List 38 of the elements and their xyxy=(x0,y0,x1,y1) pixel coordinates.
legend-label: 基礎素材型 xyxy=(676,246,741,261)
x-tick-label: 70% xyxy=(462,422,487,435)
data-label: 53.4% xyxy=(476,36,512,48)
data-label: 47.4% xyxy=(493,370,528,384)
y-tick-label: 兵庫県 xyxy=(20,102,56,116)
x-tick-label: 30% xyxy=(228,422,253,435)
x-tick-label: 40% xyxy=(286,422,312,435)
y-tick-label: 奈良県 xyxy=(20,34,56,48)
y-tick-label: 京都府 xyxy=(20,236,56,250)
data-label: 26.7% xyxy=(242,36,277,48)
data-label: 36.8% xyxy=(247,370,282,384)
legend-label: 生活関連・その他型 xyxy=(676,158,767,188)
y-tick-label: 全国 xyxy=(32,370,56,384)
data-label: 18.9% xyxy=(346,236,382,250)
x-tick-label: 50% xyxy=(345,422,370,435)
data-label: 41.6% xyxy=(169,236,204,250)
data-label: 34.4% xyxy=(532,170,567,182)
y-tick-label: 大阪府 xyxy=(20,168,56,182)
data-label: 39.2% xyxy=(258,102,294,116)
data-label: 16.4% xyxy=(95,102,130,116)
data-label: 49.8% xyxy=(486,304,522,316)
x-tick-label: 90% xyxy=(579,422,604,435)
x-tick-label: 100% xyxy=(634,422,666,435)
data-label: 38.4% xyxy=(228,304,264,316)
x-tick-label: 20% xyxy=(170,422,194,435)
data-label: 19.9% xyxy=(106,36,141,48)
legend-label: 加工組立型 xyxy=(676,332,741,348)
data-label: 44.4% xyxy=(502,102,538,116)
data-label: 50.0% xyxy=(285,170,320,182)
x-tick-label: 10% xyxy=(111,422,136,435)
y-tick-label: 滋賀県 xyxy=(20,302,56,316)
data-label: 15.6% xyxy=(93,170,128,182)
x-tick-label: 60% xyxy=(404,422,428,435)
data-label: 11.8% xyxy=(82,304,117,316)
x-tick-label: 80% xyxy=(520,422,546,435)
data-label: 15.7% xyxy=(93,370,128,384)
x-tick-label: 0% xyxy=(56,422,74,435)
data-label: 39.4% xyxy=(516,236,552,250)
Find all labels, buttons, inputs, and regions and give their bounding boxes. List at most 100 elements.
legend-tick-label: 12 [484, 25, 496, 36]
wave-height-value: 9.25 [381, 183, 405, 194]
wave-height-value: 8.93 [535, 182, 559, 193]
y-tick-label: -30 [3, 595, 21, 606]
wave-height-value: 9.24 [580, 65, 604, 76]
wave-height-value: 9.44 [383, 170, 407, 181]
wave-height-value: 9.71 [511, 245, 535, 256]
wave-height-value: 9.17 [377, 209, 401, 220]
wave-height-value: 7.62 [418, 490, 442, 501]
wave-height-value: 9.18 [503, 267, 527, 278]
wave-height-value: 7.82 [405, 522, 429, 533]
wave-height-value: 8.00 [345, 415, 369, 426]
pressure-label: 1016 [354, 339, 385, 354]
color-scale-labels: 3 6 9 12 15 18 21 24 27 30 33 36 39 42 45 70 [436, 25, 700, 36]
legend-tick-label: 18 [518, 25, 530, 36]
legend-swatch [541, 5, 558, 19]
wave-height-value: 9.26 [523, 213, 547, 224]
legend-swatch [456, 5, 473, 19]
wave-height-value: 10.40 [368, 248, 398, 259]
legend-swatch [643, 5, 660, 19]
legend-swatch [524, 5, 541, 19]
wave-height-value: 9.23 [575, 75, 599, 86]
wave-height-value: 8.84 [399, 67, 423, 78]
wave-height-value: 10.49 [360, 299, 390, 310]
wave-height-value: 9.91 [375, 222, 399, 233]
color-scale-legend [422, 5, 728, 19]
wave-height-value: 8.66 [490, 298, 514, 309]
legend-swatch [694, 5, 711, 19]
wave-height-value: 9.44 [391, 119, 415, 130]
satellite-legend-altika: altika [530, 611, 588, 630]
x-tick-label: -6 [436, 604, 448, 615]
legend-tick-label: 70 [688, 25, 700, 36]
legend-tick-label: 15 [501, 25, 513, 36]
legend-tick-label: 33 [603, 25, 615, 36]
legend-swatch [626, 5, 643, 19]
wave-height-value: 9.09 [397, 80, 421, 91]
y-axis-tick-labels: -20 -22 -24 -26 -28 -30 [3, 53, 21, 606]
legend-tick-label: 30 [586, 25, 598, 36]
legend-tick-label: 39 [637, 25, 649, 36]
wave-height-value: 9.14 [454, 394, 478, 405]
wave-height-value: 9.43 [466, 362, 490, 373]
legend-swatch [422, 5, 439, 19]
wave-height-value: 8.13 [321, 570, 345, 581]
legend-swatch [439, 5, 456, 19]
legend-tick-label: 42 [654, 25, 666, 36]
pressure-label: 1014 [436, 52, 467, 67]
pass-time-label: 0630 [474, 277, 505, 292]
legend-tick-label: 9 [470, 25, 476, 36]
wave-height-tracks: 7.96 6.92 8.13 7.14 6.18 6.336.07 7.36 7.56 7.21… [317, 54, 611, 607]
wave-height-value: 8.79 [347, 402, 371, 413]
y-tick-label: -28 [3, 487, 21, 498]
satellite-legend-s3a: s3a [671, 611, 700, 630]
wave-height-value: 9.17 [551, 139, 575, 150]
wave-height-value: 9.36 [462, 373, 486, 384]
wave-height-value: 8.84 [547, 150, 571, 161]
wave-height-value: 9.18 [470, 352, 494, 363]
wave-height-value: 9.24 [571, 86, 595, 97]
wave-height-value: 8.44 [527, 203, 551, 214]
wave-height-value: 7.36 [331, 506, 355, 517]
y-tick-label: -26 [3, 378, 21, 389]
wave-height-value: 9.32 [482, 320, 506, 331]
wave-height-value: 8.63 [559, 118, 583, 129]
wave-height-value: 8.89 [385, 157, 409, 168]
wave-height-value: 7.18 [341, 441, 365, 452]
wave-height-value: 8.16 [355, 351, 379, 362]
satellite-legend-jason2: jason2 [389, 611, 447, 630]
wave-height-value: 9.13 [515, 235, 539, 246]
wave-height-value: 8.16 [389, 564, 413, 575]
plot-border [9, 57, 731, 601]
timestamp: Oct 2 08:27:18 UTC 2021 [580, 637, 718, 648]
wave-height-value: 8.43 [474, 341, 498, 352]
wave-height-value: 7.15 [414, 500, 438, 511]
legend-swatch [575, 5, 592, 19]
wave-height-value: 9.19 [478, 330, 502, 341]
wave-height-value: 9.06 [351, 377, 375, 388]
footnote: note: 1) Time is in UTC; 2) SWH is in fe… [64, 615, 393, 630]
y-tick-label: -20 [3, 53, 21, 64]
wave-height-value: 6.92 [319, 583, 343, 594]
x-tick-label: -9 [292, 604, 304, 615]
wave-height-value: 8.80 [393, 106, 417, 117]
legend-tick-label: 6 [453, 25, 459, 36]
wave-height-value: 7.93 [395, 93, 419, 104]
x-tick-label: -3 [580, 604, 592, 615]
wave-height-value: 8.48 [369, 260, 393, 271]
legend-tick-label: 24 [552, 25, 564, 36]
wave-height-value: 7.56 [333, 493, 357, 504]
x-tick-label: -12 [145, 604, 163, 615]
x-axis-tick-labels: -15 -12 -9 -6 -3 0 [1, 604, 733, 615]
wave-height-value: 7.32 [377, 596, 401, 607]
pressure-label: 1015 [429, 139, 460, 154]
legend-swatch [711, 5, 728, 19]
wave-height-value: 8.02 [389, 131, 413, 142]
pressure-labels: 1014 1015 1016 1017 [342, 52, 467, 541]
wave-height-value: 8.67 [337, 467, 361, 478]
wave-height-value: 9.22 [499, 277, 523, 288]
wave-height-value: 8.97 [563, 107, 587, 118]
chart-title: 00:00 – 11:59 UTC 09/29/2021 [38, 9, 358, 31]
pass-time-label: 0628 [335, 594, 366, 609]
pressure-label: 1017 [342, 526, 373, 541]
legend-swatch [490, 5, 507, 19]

**The problem**
Reproduce the material from its first line through the line with "data-label: 49.8% xyxy=(486,304,522,316)", including both of those lines.

**Answer below**
List 38 of the elements and their xyxy=(x0,y0,x1,y1) pixel coordinates.
legend-label: 基礎素材型 xyxy=(676,246,741,261)
x-tick-label: 70% xyxy=(462,422,487,435)
data-label: 53.4% xyxy=(476,36,512,48)
data-label: 47.4% xyxy=(493,370,528,384)
y-tick-label: 兵庫県 xyxy=(20,102,56,116)
x-tick-label: 30% xyxy=(228,422,253,435)
x-tick-label: 40% xyxy=(286,422,312,435)
y-tick-label: 奈良県 xyxy=(20,34,56,48)
y-tick-label: 京都府 xyxy=(20,236,56,250)
data-label: 26.7% xyxy=(242,36,277,48)
data-label: 36.8% xyxy=(247,370,282,384)
legend-label: 生活関連・その他型 xyxy=(676,158,767,188)
y-tick-label: 全国 xyxy=(32,370,56,384)
data-label: 18.9% xyxy=(346,236,382,250)
x-tick-label: 50% xyxy=(345,422,370,435)
data-label: 41.6% xyxy=(169,236,204,250)
data-label: 34.4% xyxy=(532,170,567,182)
y-tick-label: 大阪府 xyxy=(20,168,56,182)
data-label: 39.2% xyxy=(258,102,294,116)
data-label: 16.4% xyxy=(95,102,130,116)
data-label: 49.8% xyxy=(486,304,522,316)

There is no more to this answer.